**Problem requirements:**
Pictures do not belong in the copy; restate the records below word for word.

**Data for processing:**
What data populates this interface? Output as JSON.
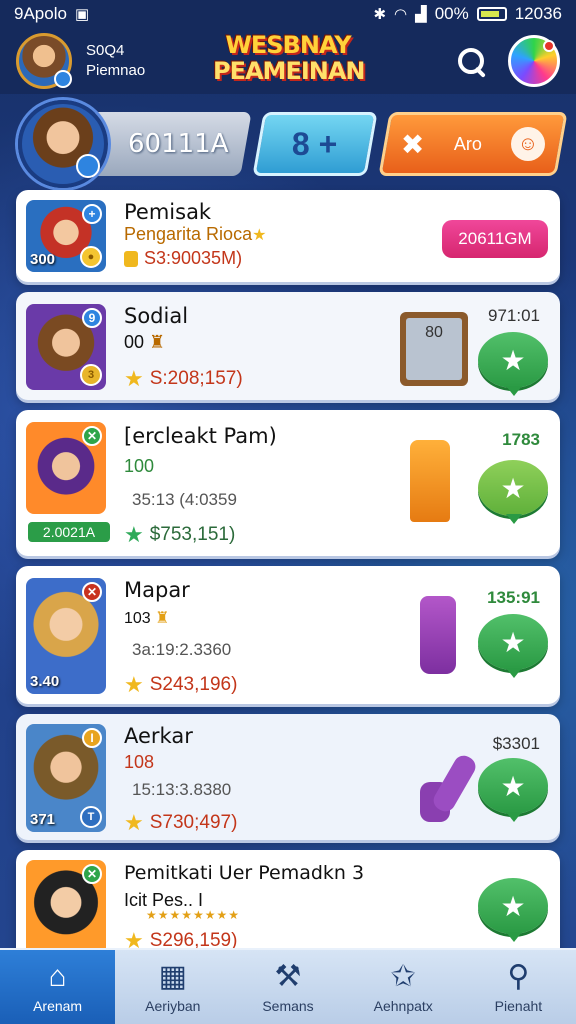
{
  "status_bar": {
    "left_text": "9Apolo",
    "battery_pct": "00%",
    "time": "12036"
  },
  "header": {
    "user_line1": "S0Q4",
    "user_line2": "Piemnao",
    "logo_line1": "WESBNAY",
    "logo_line2": "PEAMEINAN"
  },
  "top_panel": {
    "score": "60111A",
    "plus_label": "8 +",
    "action_label": "Aro"
  },
  "items": [
    {
      "title": "Pemisak",
      "subtitle": "Pengarita Rioca",
      "meta": "S3:90035M)",
      "thumb_label": "300",
      "thumb_tag": "+",
      "button_label": "20611GM"
    },
    {
      "title": "Sodial",
      "subtitle": "00",
      "rating": "S:208;157)",
      "thumb_tag": "9",
      "side_value": "971:01",
      "note_label": "80"
    },
    {
      "title": "[ercleakt Pam)",
      "subtitle": "100",
      "meta": "35:13 (4:0359",
      "rating": "$753,151)",
      "chip_label": "2.0021A",
      "side_value": "1783"
    },
    {
      "title": "Mapar",
      "subtitle": "103",
      "meta": "3a:19:2.3360",
      "rating": "S243,196)",
      "thumb_label": "3.40",
      "side_value": "135:91"
    },
    {
      "title": "Aerkar",
      "subtitle": "108",
      "meta": "15:13:3.8380",
      "rating": "S730;497)",
      "thumb_label": "371",
      "side_value": "$3301"
    },
    {
      "title": "Pemitkati Uer Pemadkn 3",
      "subtitle": "Icit Pes.. I",
      "rating": "S296,159)"
    }
  ],
  "bottom_nav": [
    {
      "label": "Arenam",
      "icon": "home-icon"
    },
    {
      "label": "Aeriyban",
      "icon": "calendar-icon"
    },
    {
      "label": "Semans",
      "icon": "tools-icon"
    },
    {
      "label": "Aehnpatx",
      "icon": "star-badge-icon"
    },
    {
      "label": "Pienaht",
      "icon": "search-icon"
    }
  ],
  "colors": {
    "accent_blue": "#2e7fd8",
    "pink_button": "#e03282",
    "green_button": "#2fa54a",
    "orange_action": "#f07c28"
  }
}
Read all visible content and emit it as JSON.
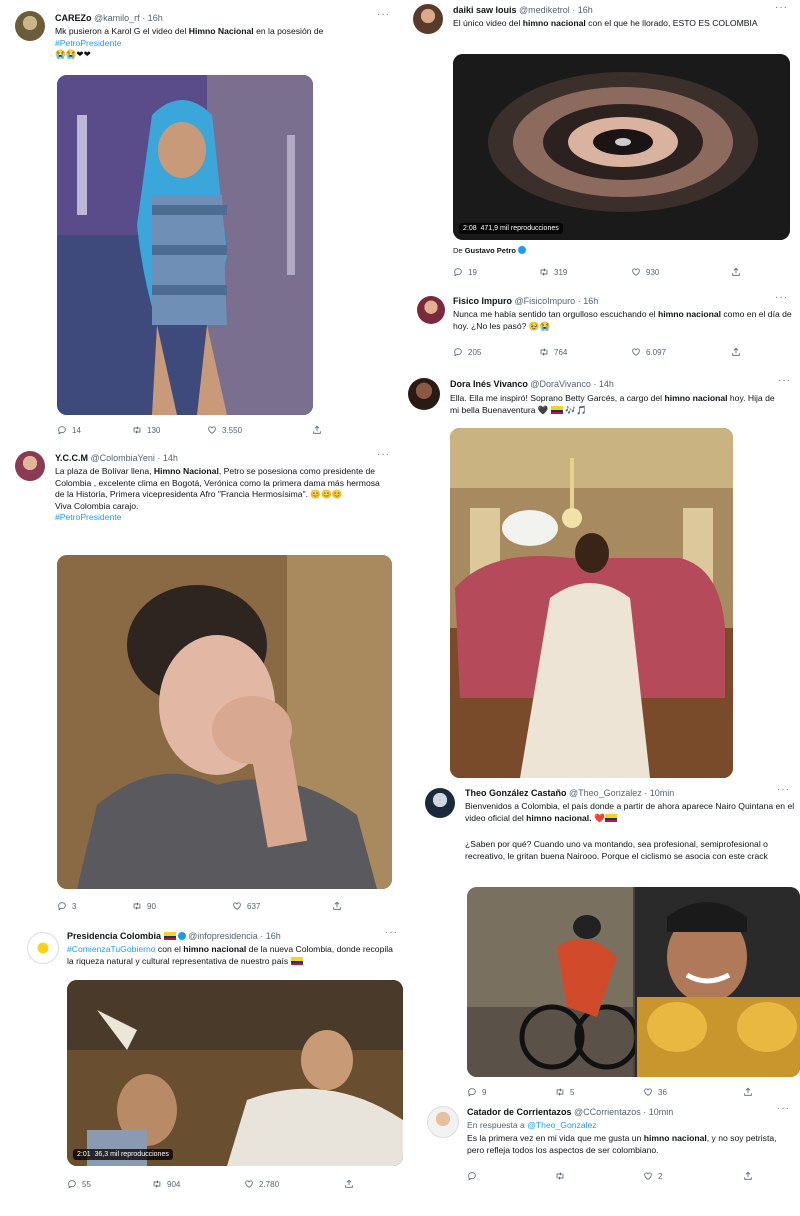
{
  "tweets": [
    {
      "name": "CAREZo",
      "handle": "@kamilo_rf",
      "time": "· 16h",
      "text_a": "Mk pusieron a Karol G el video del ",
      "text_kw": "Himno Nacional",
      "text_b": " en la posesión de",
      "tag": "#PetroPresidente",
      "emojis": "😭😭❤❤",
      "replies": "14",
      "retweets": "130",
      "likes": "3.550"
    },
    {
      "name": "daiki saw louis",
      "handle": "@mediketrol",
      "time": "· 16h",
      "text_a": "El único video del ",
      "text_kw": "himno nacional",
      "text_b": " con el que he llorado, ESTO ES COLOMBIA",
      "video_time": "2:08",
      "video_views": "471,9 mil reproducciones",
      "from_label": "De",
      "from_name": "Gustavo Petro",
      "replies": "19",
      "retweets": "319",
      "likes": "930"
    },
    {
      "name": "Fisico Impuro",
      "handle": "@FisicoImpuro",
      "time": "· 16h",
      "text_a": "Nunca me había sentido tan orgulloso escuchando el ",
      "text_kw": "himno nacional",
      "text_b": " como en el día de hoy. ¿No les pasó? 🥹😭",
      "replies": "205",
      "retweets": "764",
      "likes": "6.097"
    },
    {
      "name": "Dora Inés Vivanco",
      "handle": "@DoraVivanco",
      "time": "· 14h",
      "text_a": "Ella. Ella me inspiró! Soprano Betty Garcés, a cargo del ",
      "text_kw": "himno nacional",
      "text_b": " hoy. Hija de mi bella Buenaventura 🖤",
      "tail": "🎶🎵"
    },
    {
      "name": "Y.C.C.M",
      "handle": "@ColombiaYeni",
      "time": "· 14h",
      "text_a": "La plaza de Bolívar llena, ",
      "text_kw": "Himno Nacional",
      "text_b": ", Petro se posesiona como presidente de Colombia , excelente clima en Bogotá, Verónica como la primera dama más hermosa de la Historia, Primera vicepresidenta Afro \"Francia Hermosísima\". 😊😊😊",
      "line2": "Viva Colombia carajo.",
      "tag": "#PetroPresidente",
      "replies": "3",
      "retweets": "90",
      "likes": "637"
    },
    {
      "name": "Theo González Castaño",
      "handle": "@Theo_Gonzalez",
      "time": "· 10min",
      "text_a": "Bienvenidos a Colombia, el país donde a partir de ahora aparece Nairo Quintana en el video oficial del ",
      "text_kw": "himno nacional.",
      "text_b": " ❤️",
      "para2": "¿Saben por qué? Cuando uno va montando, sea profesional, semiprofesional o recreativo, le gritan buena Nairooo. Porque el ciclismo se asocia con este crack",
      "replies": "9",
      "retweets": "5",
      "likes": "36"
    },
    {
      "name": "Presidencia Colombia",
      "handle": "@infopresidencia",
      "time": "· 16h",
      "tag": "#ComienzaTuGobierno",
      "text_a": " con el ",
      "text_kw": "himno nacional",
      "text_b": " de la nueva Colombia, donde recopila la riqueza natural y cultural representativa de nuestro país",
      "video_time": "2:01",
      "video_views": "36,3 mil reproducciones",
      "replies": "55",
      "retweets": "904",
      "likes": "2.780"
    },
    {
      "name": "Catador de Corrientazos",
      "handle": "@CCorrientazos",
      "time": "· 10min",
      "reply_label": "En respuesta a",
      "reply_to": "@Theo_Gonzalez",
      "text_a": "Es la primera vez en mi vida que me gusta un ",
      "text_kw": "himno nacional",
      "text_b": ", y no soy petrista, pero refleja todos los aspectos de ser colombiano.",
      "likes": "2"
    }
  ],
  "colors": {
    "accent": "#1d9bf0",
    "text": "#0f1419",
    "muted": "#536471"
  },
  "icons": [
    "reply-icon",
    "retweet-icon",
    "like-icon",
    "share-icon",
    "more-icon",
    "verified-icon"
  ]
}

**Completed task:**
What data populates this interface? Output as JSON.
{
  "status_bar": {
    "left_text": "9Apolo",
    "battery_pct": "00%",
    "time": "12036"
  },
  "header": {
    "user_line1": "S0Q4",
    "user_line2": "Piemnao",
    "logo_line1": "WESBNAY",
    "logo_line2": "PEAMEINAN"
  },
  "top_panel": {
    "score": "60111A",
    "plus_label": "8 +",
    "action_label": "Aro"
  },
  "items": [
    {
      "title": "Pemisak",
      "subtitle": "Pengarita Rioca",
      "meta": "S3:90035M)",
      "thumb_label": "300",
      "thumb_tag": "+",
      "button_label": "20611GM"
    },
    {
      "title": "Sodial",
      "subtitle": "00",
      "rating": "S:208;157)",
      "thumb_tag": "9",
      "side_value": "971:01",
      "note_label": "80"
    },
    {
      "title": "[ercleakt Pam)",
      "subtitle": "100",
      "meta": "35:13 (4:0359",
      "rating": "$753,151)",
      "chip_label": "2.0021A",
      "side_value": "1783"
    },
    {
      "title": "Mapar",
      "subtitle": "103",
      "meta": "3a:19:2.3360",
      "rating": "S243,196)",
      "thumb_label": "3.40",
      "side_value": "135:91"
    },
    {
      "title": "Aerkar",
      "subtitle": "108",
      "meta": "15:13:3.8380",
      "rating": "S730;497)",
      "thumb_label": "371",
      "side_value": "$3301"
    },
    {
      "title": "Pemitkati Uer Pemadkn 3",
      "subtitle": "Icit Pes.. I",
      "rating": "S296,159)"
    }
  ],
  "bottom_nav": [
    {
      "label": "Arenam",
      "icon": "home-icon"
    },
    {
      "label": "Aeriyban",
      "icon": "calendar-icon"
    },
    {
      "label": "Semans",
      "icon": "tools-icon"
    },
    {
      "label": "Aehnpatx",
      "icon": "star-badge-icon"
    },
    {
      "label": "Pienaht",
      "icon": "search-icon"
    }
  ],
  "colors": {
    "accent_blue": "#2e7fd8",
    "pink_button": "#e03282",
    "green_button": "#2fa54a",
    "orange_action": "#f07c28"
  }
}
Read all visible content and emit it as JSON.
{
  "tweets": [
    {
      "name": "CAREZo",
      "handle": "@kamilo_rf",
      "time": "· 16h",
      "text_a": "Mk pusieron a Karol G el video del ",
      "text_kw": "Himno Nacional",
      "text_b": " en la posesión de",
      "tag": "#PetroPresidente",
      "emojis": "😭😭❤❤",
      "replies": "14",
      "retweets": "130",
      "likes": "3.550"
    },
    {
      "name": "daiki saw louis",
      "handle": "@mediketrol",
      "time": "· 16h",
      "text_a": "El único video del ",
      "text_kw": "himno nacional",
      "text_b": " con el que he llorado, ESTO ES COLOMBIA",
      "video_time": "2:08",
      "video_views": "471,9 mil reproducciones",
      "from_label": "De",
      "from_name": "Gustavo Petro",
      "replies": "19",
      "retweets": "319",
      "likes": "930"
    },
    {
      "name": "Fisico Impuro",
      "handle": "@FisicoImpuro",
      "time": "· 16h",
      "text_a": "Nunca me había sentido tan orgulloso escuchando el ",
      "text_kw": "himno nacional",
      "text_b": " como en el día de hoy. ¿No les pasó? 🥹😭",
      "replies": "205",
      "retweets": "764",
      "likes": "6.097"
    },
    {
      "name": "Dora Inés Vivanco",
      "handle": "@DoraVivanco",
      "time": "· 14h",
      "text_a": "Ella. Ella me inspiró! Soprano Betty Garcés, a cargo del ",
      "text_kw": "himno nacional",
      "text_b": " hoy. Hija de mi bella Buenaventura 🖤",
      "tail": "🎶🎵"
    },
    {
      "name": "Y.C.C.M",
      "handle": "@ColombiaYeni",
      "time": "· 14h",
      "text_a": "La plaza de Bolívar llena, ",
      "text_kw": "Himno Nacional",
      "text_b": ", Petro se posesiona como presidente de Colombia , excelente clima en Bogotá, Verónica como la primera dama más hermosa de la Historia, Primera vicepresidenta Afro \"Francia Hermosísima\". 😊😊😊",
      "line2": "Viva Colombia carajo.",
      "tag": "#PetroPresidente",
      "replies": "3",
      "retweets": "90",
      "likes": "637"
    },
    {
      "name": "Theo González Castaño",
      "handle": "@Theo_Gonzalez",
      "time": "· 10min",
      "text_a": "Bienvenidos a Colombia, el país donde a partir de ahora aparece Nairo Quintana en el video oficial del ",
      "text_kw": "himno nacional.",
      "text_b": " ❤️",
      "para2": "¿Saben por qué? Cuando uno va montando, sea profesional, semiprofesional o recreativo, le gritan buena Nairooo. Porque el ciclismo se asocia con este crack",
      "replies": "9",
      "retweets": "5",
      "likes": "36"
    },
    {
      "name": "Presidencia Colombia",
      "handle": "@infopresidencia",
      "time": "· 16h",
      "tag": "#ComienzaTuGobierno",
      "text_a": " con el ",
      "text_kw": "himno nacional",
      "text_b": " de la nueva Colombia, donde recopila la riqueza natural y cultural representativa de nuestro país",
      "video_time": "2:01",
      "video_views": "36,3 mil reproducciones",
      "replies": "55",
      "retweets": "904",
      "likes": "2.780"
    },
    {
      "name": "Catador de Corrientazos",
      "handle": "@CCorrientazos",
      "time": "· 10min",
      "reply_label": "En respuesta a",
      "reply_to": "@Theo_Gonzalez",
      "text_a": "Es la primera vez en mi vida que me gusta un ",
      "text_kw": "himno nacional",
      "text_b": ", y no soy petrista, pero refleja todos los aspectos de ser colombiano.",
      "likes": "2"
    }
  ],
  "colors": {
    "accent": "#1d9bf0",
    "text": "#0f1419",
    "muted": "#536471"
  },
  "icons": [
    "reply-icon",
    "retweet-icon",
    "like-icon",
    "share-icon",
    "more-icon",
    "verified-icon"
  ]
}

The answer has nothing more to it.